**Given exercise A:**
Print the section of the text on storing revision history from "The majority of" to "will hinder one.", word for word.
**Given exercise B:**
In the text on storing revision history, what does Torvalds now require of each person involved in the chain of merging a submission?

:: Text passage ::

The assumption that infinging code had beenperson that found makes no difference, as legal responsibility flows upwards. The person ultimately legally responsible for an infringing action is not the person that performed the infringement, but the highest ranking executive (or lead developer for those projects that do not have a formal organization) that had control over the organization's policies. The failure, though created by a typically low ranking individual, should have been caught misapropriating code by policy and workflow monitoring that ensured that such infringement could not happen without being caught eventually. This can be illustrated by examing the policies that Linus Torvalds put into place after the initial SCO allegations; he would be even more guilty than IBM for having first accepted (via delegation), then propogated the infringement. To avoid this sort of repeat Torvalds now requires that each person involved in the chain of merging of a submission sign off on code that it is not infringing.

This clearly illustrates that clearly identifying exactly who contributed what code at what time becomes less important as the longer the infringing code remains in the codebase, the more responsible the maintainer is and the less responsible the submitter. Regardless, its typically
nice to be able to point the finger at somebody else and blame someone else on a moral level, even if legal responsibility can not be evaded. This feel-good act is actually ultimately self-destructive.

The majority of programmers live under legal systems that are very closely related to the British style of judicial reasoning. In these legal systems plausible deniability is a an appropriate legal excuse. Any entity being sued another one looses the ability to destroy any of the entity's history or risk charges of destruction of evidence, tampering with evidence, interfering with an investigation and so on. Organizations will typically evade this sort of problem by intentionally intituting policies that ensure for the destruction of all possible company records after the elapsation of any legally mandated minimums.

These two facts put side by side show that from a legal position indefinitely storing history is not a net win; rather its a drawback. Storing as much history as possible will not provide a legal defense, but will hinder one.

The final listed reason for storing full history is that the user of a revision control system typically expects to be able to pull out by demand the representation of his software at any arbitrary point in the past. Supposedly any revision control system that is not able to perform this action is not a revision control system at all, which can pose interesting questions for whether systems like git is a revision control system at all.

This expectation does not meet with actual practice. The value of any given revision of software is inversely proportional to the distance from the current version. As a case in point, consider which version of his software a developer would rather loose: a version from two weeks ago or a version from two years ago. Additionally, the further back in time a developer looks, the less granularity that a user needs. A user may wish to distinguish the code from today from the code from last thursday, or the code from the beginning of this month from the beginning of two months ago, or today's code from two years ago. However, when users are comparing today's code against code from two years ago aren't generally doesn't care if the the version from two years ago happened on a Tuesday or a Wednesday.

Unfortunately most contemporary revision control systems treat all versions equally. The baggage that comes with storing the third revision alongside the six thousandth revision is for all practical purposes equivilant. Thus, a version of inherently less value costs just as much as current software.

:::
:: Data extract ::

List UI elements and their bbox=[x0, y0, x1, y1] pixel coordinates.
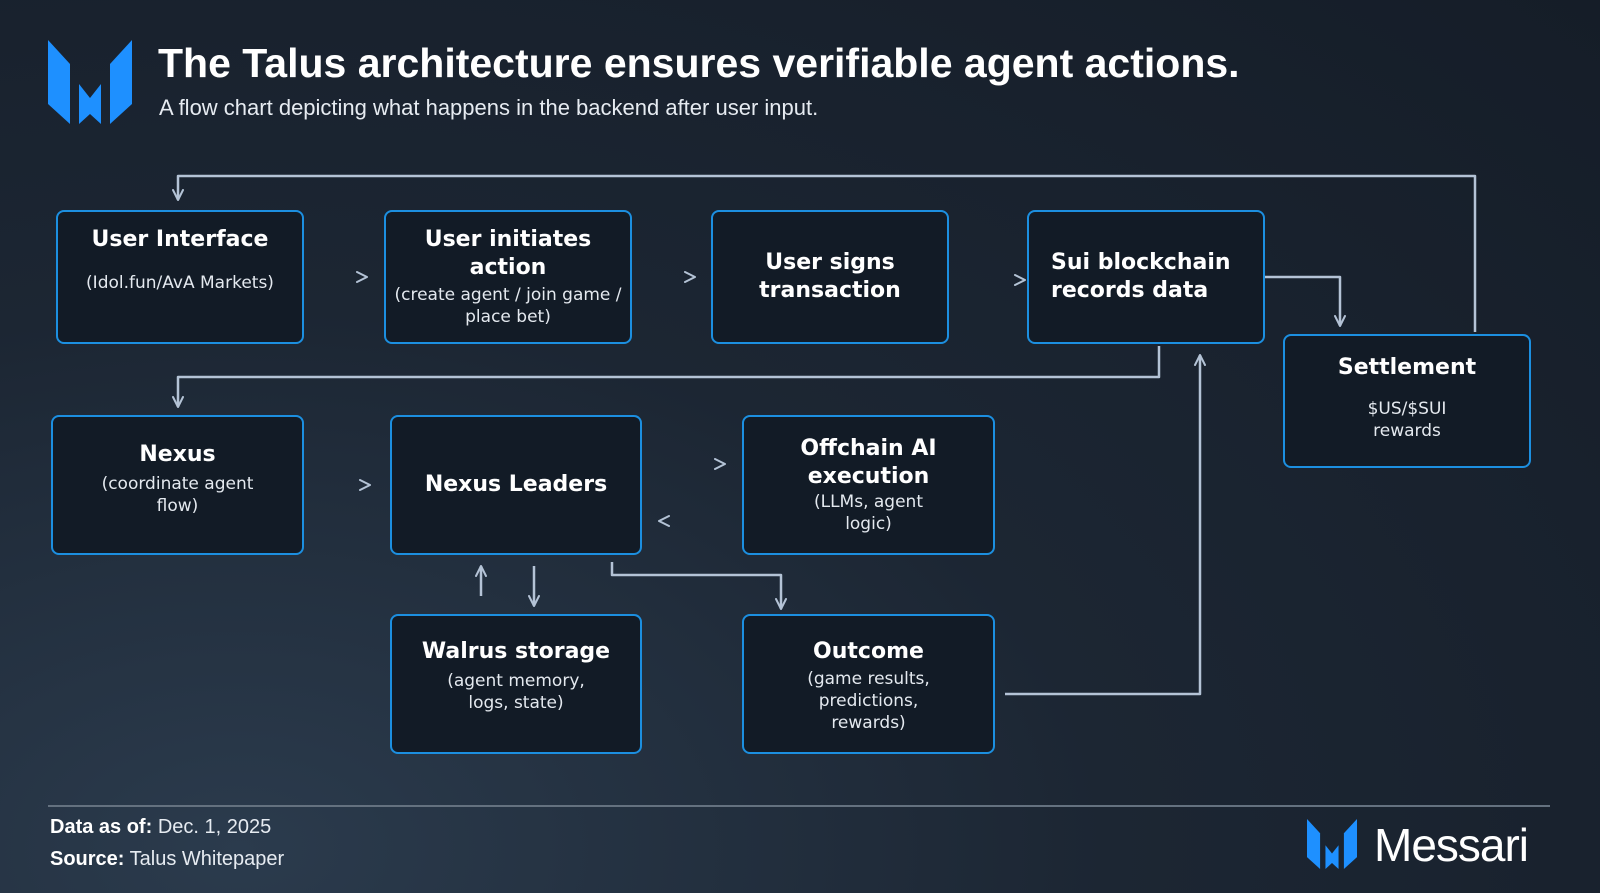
node-title: User Interface bbox=[91, 227, 269, 252]
node-subtitle: (agent memory, logs, state) bbox=[447, 671, 585, 713]
node-subtitle: (LLMs, agent logic) bbox=[813, 492, 923, 534]
connector-sui-to-nexus bbox=[172, 346, 1161, 408]
footer-divider bbox=[48, 805, 1550, 807]
node-title: User signs transaction bbox=[759, 250, 901, 303]
node-nexus-leaders: Nexus Leaders bbox=[390, 415, 642, 555]
source-value: Talus Whitepaper bbox=[129, 848, 285, 870]
node-title: Settlement bbox=[1337, 355, 1477, 380]
node-subtitle: (coordinate agent flow) bbox=[101, 474, 254, 516]
data-as-of-value: Dec. 1, 2025 bbox=[157, 816, 272, 838]
node-title: Nexus Leaders bbox=[424, 472, 608, 497]
node-subtitle: (Idol.fun/AvA Markets) bbox=[86, 273, 274, 293]
connector-leaders-to-outcome bbox=[610, 562, 787, 610]
node-subtitle: (game results, predictions, rewards) bbox=[807, 669, 930, 733]
connector-settlement-to-ui bbox=[172, 174, 1477, 332]
node-user-signs-transaction: User signs transaction bbox=[711, 210, 949, 344]
page-title: The Talus architecture ensures verifiabl… bbox=[158, 40, 1240, 86]
node-title: Outcome bbox=[813, 639, 924, 664]
messari-logo-icon bbox=[48, 40, 132, 124]
node-subtitle: (create agent / join game / place bet) bbox=[394, 285, 622, 327]
messari-mark-icon bbox=[1307, 819, 1357, 869]
node-walrus-storage: Walrus storage (agent memory, logs, stat… bbox=[390, 614, 642, 754]
node-sui-blockchain: Sui blockchain records data bbox=[1027, 210, 1265, 344]
node-nexus: Nexus (coordinate agent flow) bbox=[51, 415, 304, 555]
node-title: Walrus storage bbox=[421, 639, 611, 664]
source-label: Source: bbox=[50, 848, 125, 870]
node-title: Sui blockchain records data bbox=[1051, 250, 1231, 303]
node-user-interface: User Interface (Idol.fun/AvA Markets) bbox=[56, 210, 304, 344]
page-subtitle: A flow chart depicting what happens in t… bbox=[159, 95, 819, 120]
messari-brand: Messari bbox=[1307, 816, 1567, 876]
connector-sui-to-settlement bbox=[1265, 275, 1346, 327]
brand-name: Messari bbox=[1374, 819, 1529, 871]
node-outcome: Outcome (game results, predictions, rewa… bbox=[742, 614, 995, 754]
node-user-initiates-action: User initiates action (create agent / jo… bbox=[384, 210, 632, 344]
node-settlement: Settlement $US/$SUI rewards bbox=[1283, 334, 1531, 468]
connector-outcome-to-sui bbox=[1005, 354, 1206, 696]
node-title: Nexus bbox=[139, 442, 216, 467]
node-offchain-ai-execution: Offchain AI execution (LLMs, agent logic… bbox=[742, 415, 995, 555]
data-as-of-label: Data as of: bbox=[50, 816, 153, 838]
data-as-of: Data as of: Dec. 1, 2025 bbox=[50, 816, 271, 839]
source: Source: Talus Whitepaper bbox=[50, 848, 284, 871]
node-subtitle: $US/$SUI rewards bbox=[1367, 399, 1447, 441]
node-title: User initiates action bbox=[424, 227, 592, 280]
node-title: Offchain AI execution bbox=[800, 436, 937, 489]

:::

**Task response A:**
The majority of programmers live under legal systems that are very closely related to the British style of judicial reasoning. In these legal systems plausible deniability is a an appropriate legal excuse. Any entity being sued another one looses the ability to destroy any of the entity's history or risk charges of destruction of evidence, tampering with evidence, interfering with an investigation and so on. Organizations will typically evade this sort of problem by intentionally intituting policies that ensure for the destruction of all possible company records after the elapsation of any legally mandated minimums.

These two facts put side by side show that from a legal position indefinitely storing history is not a net win; rather its a drawback. Storing as much history as possible will not provide a legal defense, but will hinder one.

**Task response B:**
He requires each of them to sign off that the code is not infringing.